*What you are asked to do:* Look below for the line that contains "Extract the structured", then copy it and each following line to the end of the records, minus any pictures.

*Provided records:*
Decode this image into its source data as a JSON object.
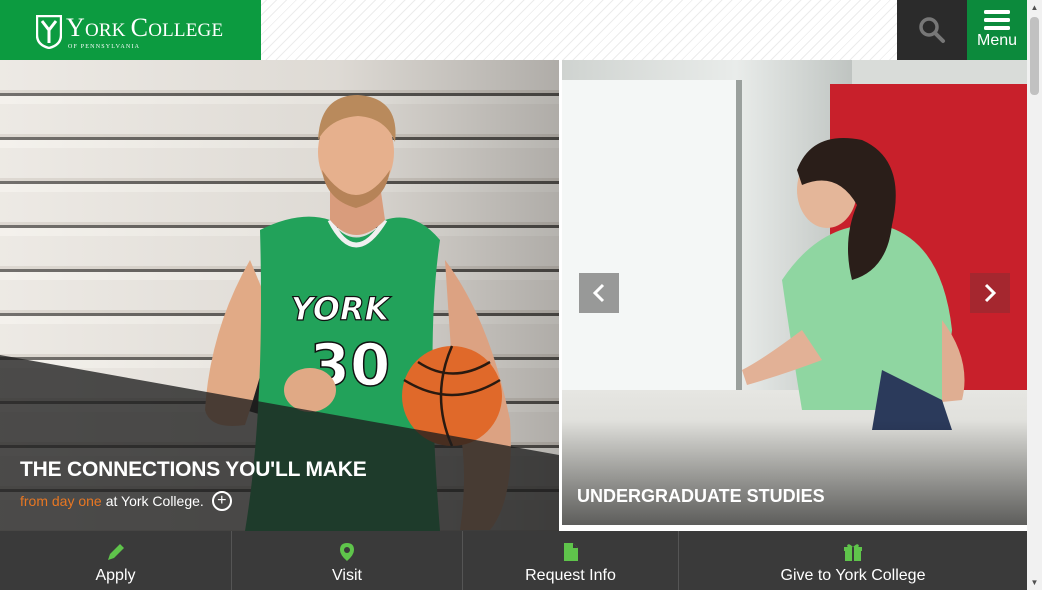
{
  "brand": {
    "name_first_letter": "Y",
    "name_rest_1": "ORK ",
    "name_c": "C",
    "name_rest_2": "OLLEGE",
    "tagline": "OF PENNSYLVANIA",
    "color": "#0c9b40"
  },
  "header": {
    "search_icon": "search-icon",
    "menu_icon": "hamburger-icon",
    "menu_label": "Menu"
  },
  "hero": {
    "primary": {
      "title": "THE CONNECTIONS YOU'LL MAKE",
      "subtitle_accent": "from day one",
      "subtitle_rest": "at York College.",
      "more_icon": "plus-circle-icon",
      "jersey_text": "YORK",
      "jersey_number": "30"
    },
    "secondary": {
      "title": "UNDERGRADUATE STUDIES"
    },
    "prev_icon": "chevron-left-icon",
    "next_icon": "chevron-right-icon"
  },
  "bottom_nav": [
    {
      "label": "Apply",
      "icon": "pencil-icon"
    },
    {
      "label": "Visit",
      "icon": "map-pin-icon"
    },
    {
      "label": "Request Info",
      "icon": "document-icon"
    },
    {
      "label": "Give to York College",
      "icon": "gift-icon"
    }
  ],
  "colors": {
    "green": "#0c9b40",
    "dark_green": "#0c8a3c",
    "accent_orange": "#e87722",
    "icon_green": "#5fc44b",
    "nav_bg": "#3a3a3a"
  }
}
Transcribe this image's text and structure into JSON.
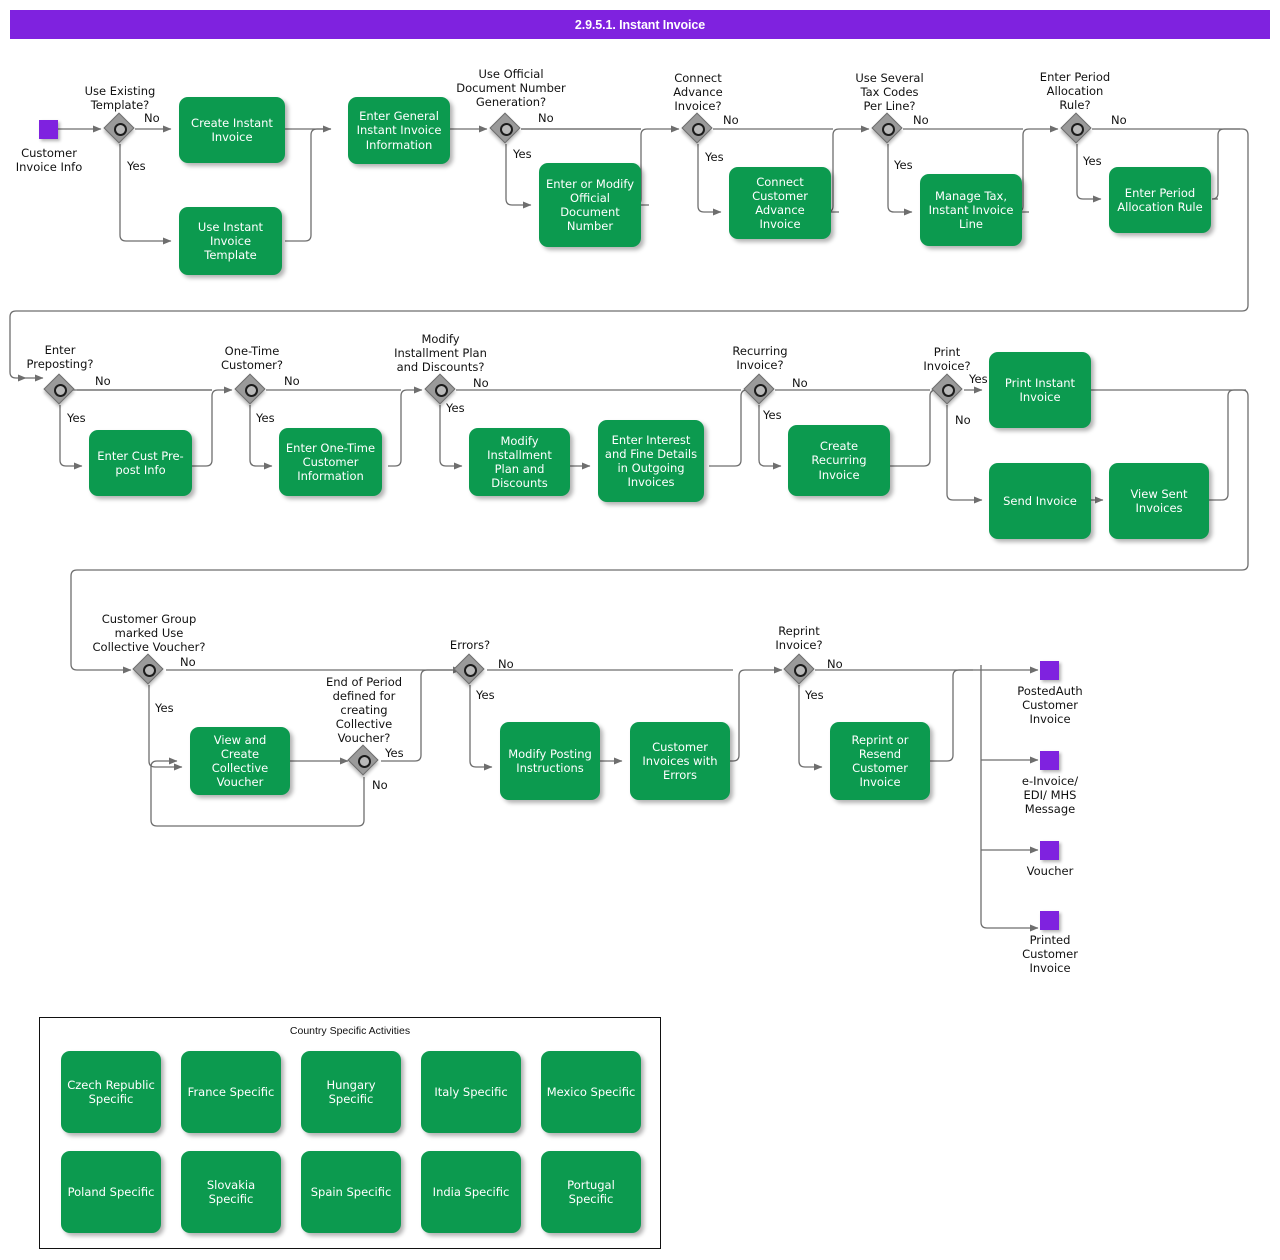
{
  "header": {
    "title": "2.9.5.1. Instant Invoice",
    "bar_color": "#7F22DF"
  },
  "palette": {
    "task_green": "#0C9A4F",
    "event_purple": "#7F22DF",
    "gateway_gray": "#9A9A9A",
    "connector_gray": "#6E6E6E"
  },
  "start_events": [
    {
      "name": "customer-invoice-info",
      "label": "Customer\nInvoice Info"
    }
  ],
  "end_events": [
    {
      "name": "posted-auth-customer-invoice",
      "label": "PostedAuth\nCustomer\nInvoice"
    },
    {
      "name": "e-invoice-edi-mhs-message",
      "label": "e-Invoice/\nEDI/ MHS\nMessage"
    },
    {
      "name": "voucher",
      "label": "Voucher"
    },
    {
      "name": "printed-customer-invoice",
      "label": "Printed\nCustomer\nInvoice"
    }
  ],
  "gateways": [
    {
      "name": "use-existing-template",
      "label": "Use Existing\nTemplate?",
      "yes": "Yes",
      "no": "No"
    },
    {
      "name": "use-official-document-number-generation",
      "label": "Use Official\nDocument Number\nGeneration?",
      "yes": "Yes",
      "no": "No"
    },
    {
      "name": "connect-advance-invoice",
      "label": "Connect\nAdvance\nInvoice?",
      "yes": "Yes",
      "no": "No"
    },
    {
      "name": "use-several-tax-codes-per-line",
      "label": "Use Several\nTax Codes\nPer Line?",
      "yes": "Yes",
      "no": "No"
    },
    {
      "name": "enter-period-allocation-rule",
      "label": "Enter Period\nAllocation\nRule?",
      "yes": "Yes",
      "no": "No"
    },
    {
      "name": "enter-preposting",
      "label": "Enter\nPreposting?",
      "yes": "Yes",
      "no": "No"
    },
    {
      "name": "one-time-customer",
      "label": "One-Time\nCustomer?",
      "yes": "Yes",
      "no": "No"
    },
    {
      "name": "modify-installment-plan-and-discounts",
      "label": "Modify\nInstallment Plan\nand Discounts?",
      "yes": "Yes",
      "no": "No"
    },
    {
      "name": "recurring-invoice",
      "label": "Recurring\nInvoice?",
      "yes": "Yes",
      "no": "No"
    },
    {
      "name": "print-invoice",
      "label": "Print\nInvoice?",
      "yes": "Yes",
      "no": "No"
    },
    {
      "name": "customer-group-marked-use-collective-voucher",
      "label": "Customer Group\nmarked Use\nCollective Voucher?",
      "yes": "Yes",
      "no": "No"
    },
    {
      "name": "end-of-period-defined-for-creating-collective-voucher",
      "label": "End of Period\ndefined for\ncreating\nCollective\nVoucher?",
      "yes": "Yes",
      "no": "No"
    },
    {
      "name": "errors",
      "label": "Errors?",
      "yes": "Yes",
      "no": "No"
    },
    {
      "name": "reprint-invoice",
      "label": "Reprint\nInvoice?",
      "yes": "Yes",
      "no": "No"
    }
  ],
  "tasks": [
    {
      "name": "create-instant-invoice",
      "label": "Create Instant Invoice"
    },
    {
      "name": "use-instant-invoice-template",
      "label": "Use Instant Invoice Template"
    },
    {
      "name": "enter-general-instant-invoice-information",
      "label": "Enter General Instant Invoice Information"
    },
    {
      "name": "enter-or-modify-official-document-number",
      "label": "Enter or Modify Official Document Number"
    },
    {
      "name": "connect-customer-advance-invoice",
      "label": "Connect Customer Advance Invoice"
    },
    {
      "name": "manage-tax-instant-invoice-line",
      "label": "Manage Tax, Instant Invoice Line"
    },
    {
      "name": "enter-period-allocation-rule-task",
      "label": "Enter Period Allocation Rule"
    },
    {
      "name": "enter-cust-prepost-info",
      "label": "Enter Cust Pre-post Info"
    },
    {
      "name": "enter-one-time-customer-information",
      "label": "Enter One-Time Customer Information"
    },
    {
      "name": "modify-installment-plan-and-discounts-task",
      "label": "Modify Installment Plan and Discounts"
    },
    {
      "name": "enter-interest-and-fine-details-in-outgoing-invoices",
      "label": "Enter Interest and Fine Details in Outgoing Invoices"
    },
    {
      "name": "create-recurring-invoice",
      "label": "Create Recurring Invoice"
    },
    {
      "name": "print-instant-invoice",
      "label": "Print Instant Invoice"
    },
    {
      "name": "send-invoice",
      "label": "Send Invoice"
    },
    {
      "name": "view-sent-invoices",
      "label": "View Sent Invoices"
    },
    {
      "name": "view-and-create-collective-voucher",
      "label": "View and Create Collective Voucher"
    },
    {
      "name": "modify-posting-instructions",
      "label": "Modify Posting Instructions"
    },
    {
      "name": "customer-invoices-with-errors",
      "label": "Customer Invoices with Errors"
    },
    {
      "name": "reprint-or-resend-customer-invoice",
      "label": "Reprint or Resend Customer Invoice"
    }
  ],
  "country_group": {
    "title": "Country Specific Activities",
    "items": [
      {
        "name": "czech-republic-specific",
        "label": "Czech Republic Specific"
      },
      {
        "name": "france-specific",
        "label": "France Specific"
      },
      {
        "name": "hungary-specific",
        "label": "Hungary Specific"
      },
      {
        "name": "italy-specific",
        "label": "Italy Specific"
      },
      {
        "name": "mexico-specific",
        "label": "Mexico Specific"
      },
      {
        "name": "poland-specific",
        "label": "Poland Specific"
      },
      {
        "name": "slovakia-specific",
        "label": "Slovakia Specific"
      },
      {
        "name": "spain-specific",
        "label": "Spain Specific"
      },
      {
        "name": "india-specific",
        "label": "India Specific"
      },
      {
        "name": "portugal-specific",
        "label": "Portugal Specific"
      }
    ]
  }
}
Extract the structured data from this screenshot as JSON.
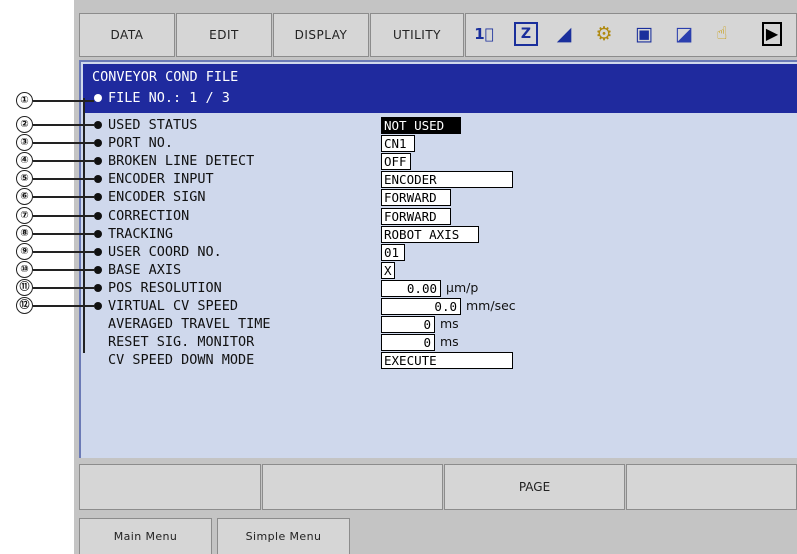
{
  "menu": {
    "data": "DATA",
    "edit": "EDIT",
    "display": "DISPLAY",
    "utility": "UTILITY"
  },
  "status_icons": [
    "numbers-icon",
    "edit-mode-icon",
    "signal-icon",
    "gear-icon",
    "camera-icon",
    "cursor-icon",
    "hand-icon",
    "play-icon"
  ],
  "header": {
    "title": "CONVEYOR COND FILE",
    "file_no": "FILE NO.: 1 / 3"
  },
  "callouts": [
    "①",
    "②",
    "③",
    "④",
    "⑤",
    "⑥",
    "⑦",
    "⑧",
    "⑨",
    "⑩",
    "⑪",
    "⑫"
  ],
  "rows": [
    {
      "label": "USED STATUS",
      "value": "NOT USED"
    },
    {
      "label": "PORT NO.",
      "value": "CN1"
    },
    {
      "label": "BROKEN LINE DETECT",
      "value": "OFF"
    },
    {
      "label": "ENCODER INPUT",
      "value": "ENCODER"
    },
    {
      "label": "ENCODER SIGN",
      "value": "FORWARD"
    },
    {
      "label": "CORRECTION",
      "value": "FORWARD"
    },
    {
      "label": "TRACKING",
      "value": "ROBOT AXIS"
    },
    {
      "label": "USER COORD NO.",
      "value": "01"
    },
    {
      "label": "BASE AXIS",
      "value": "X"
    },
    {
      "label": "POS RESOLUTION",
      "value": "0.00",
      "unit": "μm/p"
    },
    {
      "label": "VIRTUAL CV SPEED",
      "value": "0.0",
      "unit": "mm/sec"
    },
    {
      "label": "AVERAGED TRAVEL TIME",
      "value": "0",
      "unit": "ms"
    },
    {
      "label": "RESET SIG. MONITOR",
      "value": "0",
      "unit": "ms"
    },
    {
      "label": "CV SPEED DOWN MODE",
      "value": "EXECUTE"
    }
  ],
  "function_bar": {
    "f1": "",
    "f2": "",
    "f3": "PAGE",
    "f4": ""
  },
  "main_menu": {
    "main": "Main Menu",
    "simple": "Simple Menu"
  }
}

*Exercise result:*
Extract the structured data from this screenshot as JSON.
{
  "menu": {
    "data": "DATA",
    "edit": "EDIT",
    "display": "DISPLAY",
    "utility": "UTILITY"
  },
  "status_icons": [
    "numbers-icon",
    "edit-mode-icon",
    "signal-icon",
    "gear-icon",
    "camera-icon",
    "cursor-icon",
    "hand-icon",
    "play-icon"
  ],
  "header": {
    "title": "CONVEYOR COND FILE",
    "file_no": "FILE NO.: 1 / 3"
  },
  "callouts": [
    "①",
    "②",
    "③",
    "④",
    "⑤",
    "⑥",
    "⑦",
    "⑧",
    "⑨",
    "⑩",
    "⑪",
    "⑫"
  ],
  "rows": [
    {
      "label": "USED STATUS",
      "value": "NOT USED"
    },
    {
      "label": "PORT NO.",
      "value": "CN1"
    },
    {
      "label": "BROKEN LINE DETECT",
      "value": "OFF"
    },
    {
      "label": "ENCODER INPUT",
      "value": "ENCODER"
    },
    {
      "label": "ENCODER SIGN",
      "value": "FORWARD"
    },
    {
      "label": "CORRECTION",
      "value": "FORWARD"
    },
    {
      "label": "TRACKING",
      "value": "ROBOT AXIS"
    },
    {
      "label": "USER COORD NO.",
      "value": "01"
    },
    {
      "label": "BASE AXIS",
      "value": "X"
    },
    {
      "label": "POS RESOLUTION",
      "value": "0.00",
      "unit": "μm/p"
    },
    {
      "label": "VIRTUAL CV SPEED",
      "value": "0.0",
      "unit": "mm/sec"
    },
    {
      "label": "AVERAGED TRAVEL TIME",
      "value": "0",
      "unit": "ms"
    },
    {
      "label": "RESET SIG. MONITOR",
      "value": "0",
      "unit": "ms"
    },
    {
      "label": "CV SPEED DOWN MODE",
      "value": "EXECUTE"
    }
  ],
  "function_bar": {
    "f1": "",
    "f2": "",
    "f3": "PAGE",
    "f4": ""
  },
  "main_menu": {
    "main": "Main Menu",
    "simple": "Simple Menu"
  }
}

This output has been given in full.